(Entries with figure data)

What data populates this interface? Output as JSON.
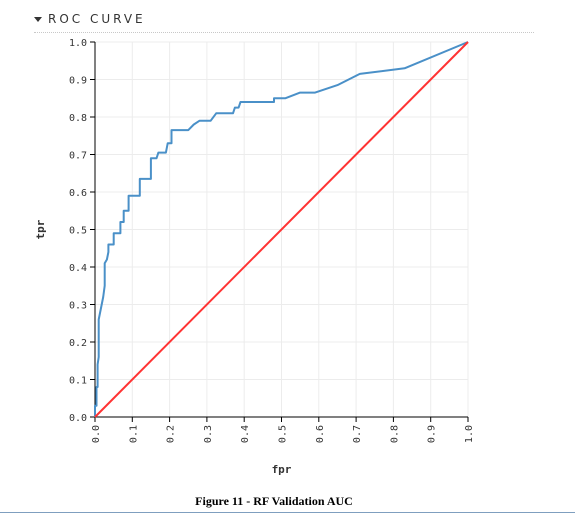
{
  "section": {
    "title": "ROC CURVE",
    "toggle_icon": "caret-down-icon"
  },
  "figure_caption": "Figure 11 - RF Validation AUC",
  "chart_data": {
    "type": "line",
    "xlabel": "fpr",
    "ylabel": "tpr",
    "xlim": [
      0,
      1
    ],
    "ylim": [
      0,
      1
    ],
    "grid": true,
    "x_ticks": [
      "0.0",
      "0.1",
      "0.2",
      "0.3",
      "0.4",
      "0.5",
      "0.6",
      "0.7",
      "0.8",
      "0.9",
      "1.0"
    ],
    "y_ticks": [
      "0.0",
      "0.1",
      "0.2",
      "0.3",
      "0.4",
      "0.5",
      "0.6",
      "0.7",
      "0.8",
      "0.9",
      "1.0"
    ],
    "series": [
      {
        "color": "#4a90c8",
        "points": [
          [
            0.0,
            0.0
          ],
          [
            0.0,
            0.03
          ],
          [
            0.004,
            0.03
          ],
          [
            0.004,
            0.08
          ],
          [
            0.007,
            0.08
          ],
          [
            0.007,
            0.14
          ],
          [
            0.01,
            0.16
          ],
          [
            0.01,
            0.26
          ],
          [
            0.014,
            0.28
          ],
          [
            0.018,
            0.3
          ],
          [
            0.022,
            0.32
          ],
          [
            0.026,
            0.35
          ],
          [
            0.026,
            0.41
          ],
          [
            0.032,
            0.42
          ],
          [
            0.036,
            0.44
          ],
          [
            0.036,
            0.46
          ],
          [
            0.05,
            0.46
          ],
          [
            0.05,
            0.49
          ],
          [
            0.068,
            0.49
          ],
          [
            0.068,
            0.52
          ],
          [
            0.077,
            0.52
          ],
          [
            0.077,
            0.55
          ],
          [
            0.09,
            0.55
          ],
          [
            0.09,
            0.59
          ],
          [
            0.12,
            0.59
          ],
          [
            0.12,
            0.635
          ],
          [
            0.15,
            0.635
          ],
          [
            0.15,
            0.69
          ],
          [
            0.165,
            0.69
          ],
          [
            0.17,
            0.705
          ],
          [
            0.19,
            0.705
          ],
          [
            0.195,
            0.73
          ],
          [
            0.205,
            0.73
          ],
          [
            0.205,
            0.765
          ],
          [
            0.25,
            0.765
          ],
          [
            0.265,
            0.78
          ],
          [
            0.28,
            0.79
          ],
          [
            0.31,
            0.79
          ],
          [
            0.325,
            0.81
          ],
          [
            0.37,
            0.81
          ],
          [
            0.375,
            0.825
          ],
          [
            0.385,
            0.825
          ],
          [
            0.39,
            0.84
          ],
          [
            0.48,
            0.84
          ],
          [
            0.48,
            0.85
          ],
          [
            0.51,
            0.85
          ],
          [
            0.55,
            0.865
          ],
          [
            0.59,
            0.865
          ],
          [
            0.65,
            0.885
          ],
          [
            0.71,
            0.915
          ],
          [
            0.83,
            0.93
          ],
          [
            1.0,
            1.0
          ]
        ]
      },
      {
        "color": "#ff3333",
        "points": [
          [
            0.0,
            0.0
          ],
          [
            1.0,
            1.0
          ]
        ]
      }
    ]
  }
}
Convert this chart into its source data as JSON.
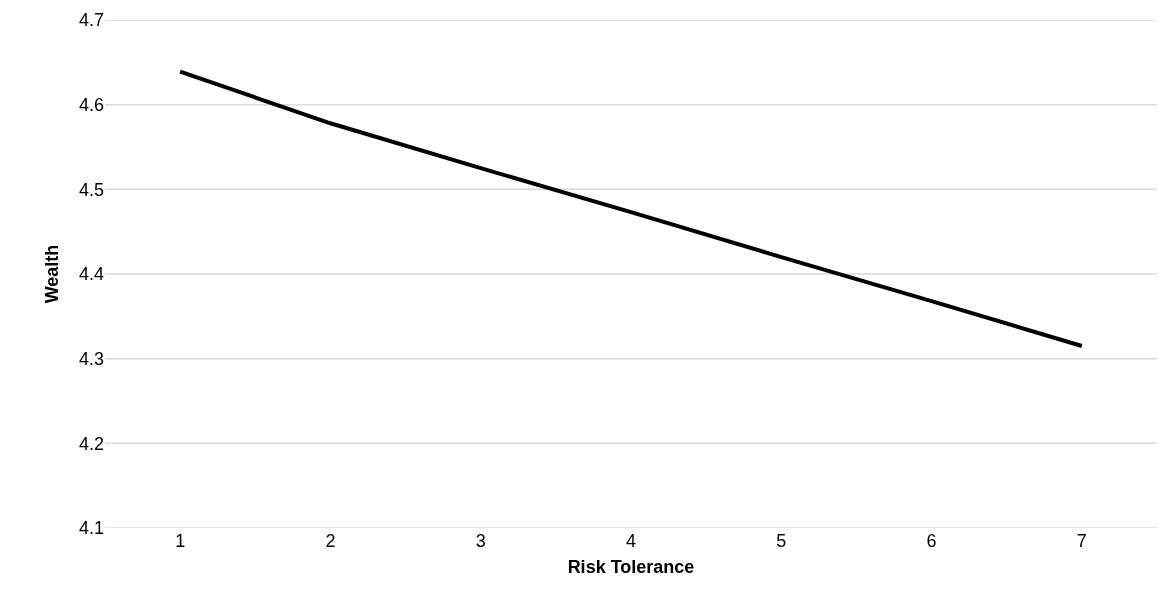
{
  "chart_data": {
    "type": "line",
    "xlabel": "Risk Tolerance",
    "ylabel": "Wealth",
    "categories": [
      "1",
      "2",
      "3",
      "4",
      "5",
      "6",
      "7"
    ],
    "series": [
      {
        "color": "#000000",
        "values": [
          4.639,
          4.578,
          4.525,
          4.473,
          4.42,
          4.368,
          4.315
        ]
      }
    ],
    "ylim": [
      4.1,
      4.7
    ],
    "yticks": [
      4.1,
      4.2,
      4.3,
      4.4,
      4.5,
      4.6,
      4.7
    ],
    "grid": "y",
    "marker": "none",
    "line_style": "solid"
  }
}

### Stated task:
Reproduce verbatim every line starting at the line that holds "Convert this chart" and ending with the final line of the data; omit the pictures.

### Solution for this exercise:
Convert this chart into its source data as JSON.
{
  "chart_data": {
    "type": "line",
    "xlabel": "Risk Tolerance",
    "ylabel": "Wealth",
    "categories": [
      "1",
      "2",
      "3",
      "4",
      "5",
      "6",
      "7"
    ],
    "series": [
      {
        "color": "#000000",
        "values": [
          4.639,
          4.578,
          4.525,
          4.473,
          4.42,
          4.368,
          4.315
        ]
      }
    ],
    "ylim": [
      4.1,
      4.7
    ],
    "yticks": [
      4.1,
      4.2,
      4.3,
      4.4,
      4.5,
      4.6,
      4.7
    ],
    "grid": "y",
    "marker": "none",
    "line_style": "solid"
  }
}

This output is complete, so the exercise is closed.